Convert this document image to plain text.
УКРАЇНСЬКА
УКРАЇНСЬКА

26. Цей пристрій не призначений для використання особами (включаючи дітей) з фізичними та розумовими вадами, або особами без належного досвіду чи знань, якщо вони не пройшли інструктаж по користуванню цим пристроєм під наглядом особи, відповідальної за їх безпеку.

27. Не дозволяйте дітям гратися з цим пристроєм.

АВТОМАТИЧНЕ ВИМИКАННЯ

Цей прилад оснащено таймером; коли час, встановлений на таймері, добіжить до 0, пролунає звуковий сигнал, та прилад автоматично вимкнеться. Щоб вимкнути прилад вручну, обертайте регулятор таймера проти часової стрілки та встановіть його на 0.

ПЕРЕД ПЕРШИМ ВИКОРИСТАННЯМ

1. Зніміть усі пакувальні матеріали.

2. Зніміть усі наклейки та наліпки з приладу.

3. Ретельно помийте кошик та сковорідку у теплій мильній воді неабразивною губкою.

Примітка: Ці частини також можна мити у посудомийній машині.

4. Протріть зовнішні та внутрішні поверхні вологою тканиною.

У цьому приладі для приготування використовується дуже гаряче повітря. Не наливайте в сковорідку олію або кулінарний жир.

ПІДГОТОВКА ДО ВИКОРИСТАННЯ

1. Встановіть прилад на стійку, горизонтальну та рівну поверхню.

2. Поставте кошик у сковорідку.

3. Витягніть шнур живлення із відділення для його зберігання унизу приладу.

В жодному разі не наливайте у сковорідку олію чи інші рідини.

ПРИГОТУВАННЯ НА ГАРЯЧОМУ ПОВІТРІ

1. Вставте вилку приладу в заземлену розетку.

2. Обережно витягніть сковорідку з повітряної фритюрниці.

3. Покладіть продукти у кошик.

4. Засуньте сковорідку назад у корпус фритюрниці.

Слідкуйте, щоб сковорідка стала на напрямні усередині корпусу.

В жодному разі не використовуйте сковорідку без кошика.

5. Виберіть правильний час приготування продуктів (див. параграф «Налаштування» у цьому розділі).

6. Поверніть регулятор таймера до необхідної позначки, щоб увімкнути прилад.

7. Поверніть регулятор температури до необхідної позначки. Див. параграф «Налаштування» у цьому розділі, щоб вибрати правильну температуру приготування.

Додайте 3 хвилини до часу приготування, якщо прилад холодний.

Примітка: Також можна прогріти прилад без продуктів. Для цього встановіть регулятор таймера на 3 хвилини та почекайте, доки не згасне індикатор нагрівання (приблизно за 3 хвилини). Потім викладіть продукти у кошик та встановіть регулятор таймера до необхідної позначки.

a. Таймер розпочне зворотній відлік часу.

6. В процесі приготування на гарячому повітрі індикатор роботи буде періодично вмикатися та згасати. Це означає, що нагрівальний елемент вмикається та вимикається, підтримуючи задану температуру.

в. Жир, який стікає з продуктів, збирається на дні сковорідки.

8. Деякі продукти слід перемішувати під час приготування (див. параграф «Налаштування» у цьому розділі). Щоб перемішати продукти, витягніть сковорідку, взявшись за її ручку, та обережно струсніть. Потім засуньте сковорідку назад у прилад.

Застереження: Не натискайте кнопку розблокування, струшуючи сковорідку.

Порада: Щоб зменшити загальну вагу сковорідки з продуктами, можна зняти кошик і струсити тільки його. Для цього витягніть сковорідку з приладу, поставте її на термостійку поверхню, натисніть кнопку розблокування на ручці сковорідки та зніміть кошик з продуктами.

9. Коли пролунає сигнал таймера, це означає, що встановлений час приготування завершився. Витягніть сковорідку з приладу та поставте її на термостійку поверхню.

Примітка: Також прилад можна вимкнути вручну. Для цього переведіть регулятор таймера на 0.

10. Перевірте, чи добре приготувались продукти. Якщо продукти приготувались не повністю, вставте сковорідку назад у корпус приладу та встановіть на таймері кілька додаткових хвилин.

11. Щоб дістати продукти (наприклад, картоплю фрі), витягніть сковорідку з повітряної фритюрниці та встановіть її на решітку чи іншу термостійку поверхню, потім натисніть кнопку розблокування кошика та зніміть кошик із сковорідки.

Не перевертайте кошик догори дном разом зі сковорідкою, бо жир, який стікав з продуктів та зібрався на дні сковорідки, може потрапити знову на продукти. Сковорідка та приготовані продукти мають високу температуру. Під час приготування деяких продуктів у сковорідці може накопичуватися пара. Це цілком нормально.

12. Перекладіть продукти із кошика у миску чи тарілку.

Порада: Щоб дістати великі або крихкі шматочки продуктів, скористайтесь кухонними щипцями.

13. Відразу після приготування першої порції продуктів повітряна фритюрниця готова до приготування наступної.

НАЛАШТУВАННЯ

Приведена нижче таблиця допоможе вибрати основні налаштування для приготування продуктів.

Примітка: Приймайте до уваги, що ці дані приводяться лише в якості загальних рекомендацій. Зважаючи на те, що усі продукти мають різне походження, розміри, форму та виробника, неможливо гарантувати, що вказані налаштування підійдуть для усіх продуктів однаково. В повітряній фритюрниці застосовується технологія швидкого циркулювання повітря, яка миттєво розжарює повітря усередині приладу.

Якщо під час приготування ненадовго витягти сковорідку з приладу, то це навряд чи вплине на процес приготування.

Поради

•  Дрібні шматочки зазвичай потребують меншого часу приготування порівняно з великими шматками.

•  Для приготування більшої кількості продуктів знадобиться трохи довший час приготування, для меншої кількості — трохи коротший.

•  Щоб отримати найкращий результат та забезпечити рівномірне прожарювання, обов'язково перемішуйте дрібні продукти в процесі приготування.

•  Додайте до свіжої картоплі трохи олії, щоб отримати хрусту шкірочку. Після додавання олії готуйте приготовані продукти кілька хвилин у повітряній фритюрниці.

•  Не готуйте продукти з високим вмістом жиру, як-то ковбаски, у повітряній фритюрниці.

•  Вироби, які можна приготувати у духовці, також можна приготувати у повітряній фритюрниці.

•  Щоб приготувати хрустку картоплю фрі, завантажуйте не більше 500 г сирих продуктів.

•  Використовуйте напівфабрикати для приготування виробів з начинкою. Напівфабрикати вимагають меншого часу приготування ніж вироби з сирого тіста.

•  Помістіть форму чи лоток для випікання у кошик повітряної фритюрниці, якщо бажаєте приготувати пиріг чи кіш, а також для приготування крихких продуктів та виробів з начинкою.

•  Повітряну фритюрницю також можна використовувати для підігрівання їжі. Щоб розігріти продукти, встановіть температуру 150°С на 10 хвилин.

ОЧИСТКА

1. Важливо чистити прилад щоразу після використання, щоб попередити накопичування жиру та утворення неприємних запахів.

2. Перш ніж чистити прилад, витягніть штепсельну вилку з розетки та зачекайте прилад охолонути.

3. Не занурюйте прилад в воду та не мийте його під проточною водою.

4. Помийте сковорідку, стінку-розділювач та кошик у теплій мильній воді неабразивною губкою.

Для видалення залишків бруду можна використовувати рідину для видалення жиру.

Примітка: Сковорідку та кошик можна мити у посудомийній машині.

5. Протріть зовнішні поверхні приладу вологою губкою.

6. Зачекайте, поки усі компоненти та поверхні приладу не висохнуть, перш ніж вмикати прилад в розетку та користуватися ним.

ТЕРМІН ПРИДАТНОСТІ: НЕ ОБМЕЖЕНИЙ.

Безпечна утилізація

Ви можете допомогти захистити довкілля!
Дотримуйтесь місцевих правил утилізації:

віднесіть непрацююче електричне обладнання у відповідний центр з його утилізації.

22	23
= = =
From the entries above, copy each line holding "разі".

В жодному разі не наливайте у сковорідку олію чи інші рідини.
В жодному разі не використовуйте сковорідку без кошика.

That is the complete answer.